:: Exercise prompt ::
Track down every line below that holds "title" and copy it.

:: Records for the task ::
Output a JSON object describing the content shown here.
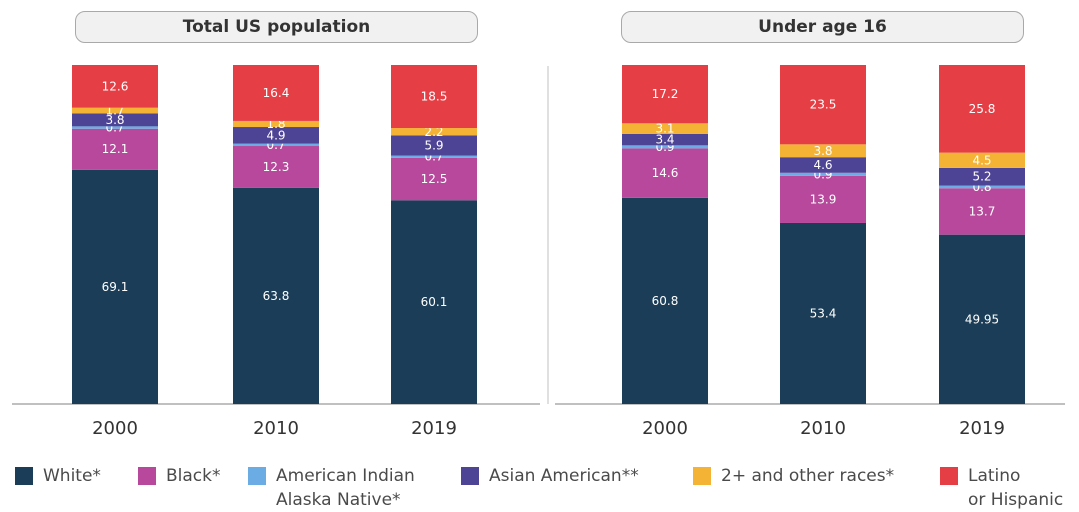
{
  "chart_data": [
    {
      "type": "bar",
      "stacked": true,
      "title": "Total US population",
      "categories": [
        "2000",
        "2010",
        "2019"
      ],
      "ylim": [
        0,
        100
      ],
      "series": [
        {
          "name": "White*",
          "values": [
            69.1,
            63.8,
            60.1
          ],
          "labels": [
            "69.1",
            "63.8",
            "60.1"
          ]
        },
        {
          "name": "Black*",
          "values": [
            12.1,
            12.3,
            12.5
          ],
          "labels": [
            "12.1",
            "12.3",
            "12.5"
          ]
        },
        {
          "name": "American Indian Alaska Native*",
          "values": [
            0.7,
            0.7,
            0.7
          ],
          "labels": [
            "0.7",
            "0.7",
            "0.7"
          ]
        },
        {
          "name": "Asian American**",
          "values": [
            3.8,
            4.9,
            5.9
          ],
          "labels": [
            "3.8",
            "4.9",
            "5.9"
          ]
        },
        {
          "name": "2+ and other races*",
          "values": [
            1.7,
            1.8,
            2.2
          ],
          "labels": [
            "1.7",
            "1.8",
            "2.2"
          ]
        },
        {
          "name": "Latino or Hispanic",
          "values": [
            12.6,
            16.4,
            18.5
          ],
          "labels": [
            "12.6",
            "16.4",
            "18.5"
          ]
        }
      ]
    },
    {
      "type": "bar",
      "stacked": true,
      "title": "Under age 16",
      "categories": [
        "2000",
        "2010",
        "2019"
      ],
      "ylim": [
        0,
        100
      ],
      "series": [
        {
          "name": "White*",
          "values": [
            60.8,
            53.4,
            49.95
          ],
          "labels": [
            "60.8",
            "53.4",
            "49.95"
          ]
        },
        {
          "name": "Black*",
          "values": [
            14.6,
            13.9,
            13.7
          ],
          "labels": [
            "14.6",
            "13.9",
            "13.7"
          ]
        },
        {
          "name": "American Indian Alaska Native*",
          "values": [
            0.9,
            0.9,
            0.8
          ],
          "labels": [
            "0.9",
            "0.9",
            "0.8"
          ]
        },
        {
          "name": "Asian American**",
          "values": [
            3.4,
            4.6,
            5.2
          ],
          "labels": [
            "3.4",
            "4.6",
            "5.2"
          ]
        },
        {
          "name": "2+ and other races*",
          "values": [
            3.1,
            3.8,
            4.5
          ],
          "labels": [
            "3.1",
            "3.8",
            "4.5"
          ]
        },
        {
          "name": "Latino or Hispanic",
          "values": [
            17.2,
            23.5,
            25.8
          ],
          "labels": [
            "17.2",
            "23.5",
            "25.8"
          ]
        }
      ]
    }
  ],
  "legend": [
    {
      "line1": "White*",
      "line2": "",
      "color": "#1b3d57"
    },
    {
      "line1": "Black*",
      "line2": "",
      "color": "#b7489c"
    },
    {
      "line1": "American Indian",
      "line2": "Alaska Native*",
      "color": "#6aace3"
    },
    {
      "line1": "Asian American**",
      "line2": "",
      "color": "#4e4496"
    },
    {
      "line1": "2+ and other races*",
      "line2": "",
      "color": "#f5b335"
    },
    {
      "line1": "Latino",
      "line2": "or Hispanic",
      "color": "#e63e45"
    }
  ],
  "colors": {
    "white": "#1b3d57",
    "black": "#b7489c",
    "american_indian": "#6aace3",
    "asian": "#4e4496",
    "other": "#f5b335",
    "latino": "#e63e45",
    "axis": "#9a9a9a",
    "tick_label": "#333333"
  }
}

:: Complete response ::
      "title": "Total US population",
      "title": "Under age 16",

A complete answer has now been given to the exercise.